(DIRECTIONS)
From the listing below, pull out all lines with "card" in them.
====== RECORD LIST
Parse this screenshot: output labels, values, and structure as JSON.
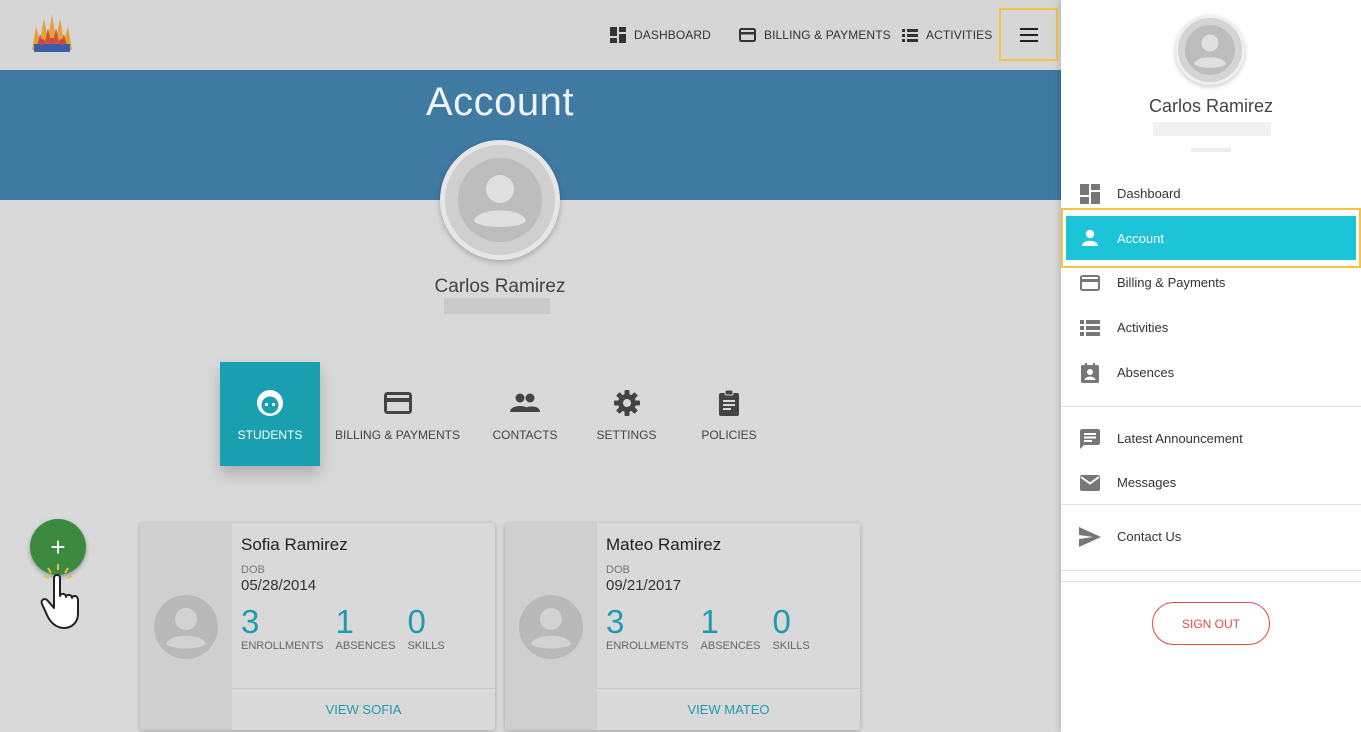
{
  "topnav": {
    "dashboard": "DASHBOARD",
    "billing": "BILLING & PAYMENTS",
    "activities": "ACTIVITIES"
  },
  "page": {
    "title": "Account",
    "user_name": "Carlos Ramirez"
  },
  "tabs": [
    {
      "label": "STUDENTS",
      "icon": "student-face-icon",
      "active": true
    },
    {
      "label": "BILLING & PAYMENTS",
      "icon": "credit-card-icon",
      "active": false
    },
    {
      "label": "CONTACTS",
      "icon": "people-icon",
      "active": false
    },
    {
      "label": "SETTINGS",
      "icon": "gear-icon",
      "active": false
    },
    {
      "label": "POLICIES",
      "icon": "clipboard-icon",
      "active": false
    }
  ],
  "fab": {
    "label": "+"
  },
  "students": [
    {
      "name": "Sofia Ramirez",
      "dob_label": "DOB",
      "dob": "05/28/2014",
      "enrollments": "3",
      "absences": "1",
      "skills": "0",
      "enrollments_label": "ENROLLMENTS",
      "absences_label": "ABSENCES",
      "skills_label": "SKILLS",
      "view_label": "VIEW SOFIA"
    },
    {
      "name": "Mateo Ramirez",
      "dob_label": "DOB",
      "dob": "09/21/2017",
      "enrollments": "3",
      "absences": "1",
      "skills": "0",
      "enrollments_label": "ENROLLMENTS",
      "absences_label": "ABSENCES",
      "skills_label": "SKILLS",
      "view_label": "VIEW MATEO"
    }
  ],
  "drawer": {
    "user_name": "Carlos Ramirez",
    "items": [
      {
        "label": "Dashboard",
        "icon": "dashboard-icon"
      },
      {
        "label": "Account",
        "icon": "person-icon",
        "active": true
      },
      {
        "label": "Billing & Payments",
        "icon": "credit-card-icon"
      },
      {
        "label": "Activities",
        "icon": "list-icon"
      },
      {
        "label": "Absences",
        "icon": "calendar-person-icon"
      },
      {
        "label": "Latest Announcement",
        "icon": "chat-icon"
      },
      {
        "label": "Messages",
        "icon": "mail-icon"
      },
      {
        "label": "Contact Us",
        "icon": "send-icon"
      }
    ],
    "sign_out": "SIGN OUT"
  },
  "colors": {
    "banner": "#3f7aa3",
    "accent_teal": "#1a9fb0",
    "drawer_active": "#1dc4d8",
    "fab_green": "#3b8a3f",
    "highlight_frame": "#f3c343",
    "sign_out_red": "#e24a4a"
  }
}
============
(RESPONSE BELOW)
      "icon": "credit-card-icon",
        "icon": "credit-card-icon"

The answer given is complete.